*PROBLEM DESCRIPTION*.
Return, word for word, every line that follows.

*SUPPLIED DATA*.

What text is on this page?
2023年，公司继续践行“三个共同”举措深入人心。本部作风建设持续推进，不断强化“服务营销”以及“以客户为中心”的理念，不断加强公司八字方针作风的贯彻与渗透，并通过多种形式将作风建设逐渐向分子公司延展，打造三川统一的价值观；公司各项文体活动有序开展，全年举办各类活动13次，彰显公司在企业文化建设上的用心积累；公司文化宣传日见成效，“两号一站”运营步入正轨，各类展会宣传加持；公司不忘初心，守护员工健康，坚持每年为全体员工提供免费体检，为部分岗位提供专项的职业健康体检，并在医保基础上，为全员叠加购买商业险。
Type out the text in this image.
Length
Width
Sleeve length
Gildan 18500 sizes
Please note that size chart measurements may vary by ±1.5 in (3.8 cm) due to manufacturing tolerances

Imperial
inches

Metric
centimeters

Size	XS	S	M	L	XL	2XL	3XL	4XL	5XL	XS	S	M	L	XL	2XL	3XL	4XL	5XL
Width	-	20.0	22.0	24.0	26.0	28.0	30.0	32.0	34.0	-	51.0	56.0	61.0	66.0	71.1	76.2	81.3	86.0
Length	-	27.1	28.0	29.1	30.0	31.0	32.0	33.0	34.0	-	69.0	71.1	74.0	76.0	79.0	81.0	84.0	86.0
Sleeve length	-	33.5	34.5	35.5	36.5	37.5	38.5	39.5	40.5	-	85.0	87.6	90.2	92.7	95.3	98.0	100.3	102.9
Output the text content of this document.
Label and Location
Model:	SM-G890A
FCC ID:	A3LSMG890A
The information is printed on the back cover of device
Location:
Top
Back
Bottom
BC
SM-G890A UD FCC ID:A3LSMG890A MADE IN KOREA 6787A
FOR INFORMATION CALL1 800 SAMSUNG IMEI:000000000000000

*RESPONSE TO THIS TASK*.
What text is on this page?
2023年，公司继续践行“三个共同”举措深入人心。本部作风建设持续推进，不断强化“服务营销”以及“以客户为中心”的理念，不断加强公司八字方针作风的贯彻与渗透，并通过多种形式将作风建设逐渐向分子公司延展，打造三川统一的价值观；公司各项文体活动有序开展，全年举办各类活动13次，彰显公司在企业文化建设上的用心积累；公司文化宣传日见成效，“两号一站”运营步入正轨，各类展会宣传加持；公司不忘初心，守护员工健康，坚持每年为全体员工提供免费体检，为部分岗位提供专项的职业健康体检，并在医保基础上，为全员叠加购买商业险。
Type out the text in this image.
Length
Width
Sleeve length
Gildan 18500 sizes
Please note that size chart measurements may vary by ±1.5 in (3.8 cm) due to manufacturing tolerances

Imperial
inches

Metric
centimeters

Size	XS	S	M	L	XL	2XL	3XL	4XL	5XL	XS	S	M	L	XL	2XL	3XL	4XL	5XL
Width	-	20.0	22.0	24.0	26.0	28.0	30.0	32.0	34.0	-	51.0	56.0	61.0	66.0	71.1	76.2	81.3	86.0
Length	-	27.1	28.0	29.1	30.0	31.0	32.0	33.0	34.0	-	69.0	71.1	74.0	76.0	79.0	81.0	84.0	86.0
Sleeve length	-	33.5	34.5	35.5	36.5	37.5	38.5	39.5	40.5	-	85.0	87.6	90.2	92.7	95.3	98.0	100.3	102.9
Output the text content of this document.
Label and Location
Model:	SM-G890A
FCC ID:	A3LSMG890A
The information is printed on the back cover of device
Location:
Top
Back
Bottom
BC
SM-G890A UD FCC ID:A3LSMG890A MADE IN KOREA 6787A
FOR INFORMATION CALL1 800 SAMSUNG IMEI:000000000000000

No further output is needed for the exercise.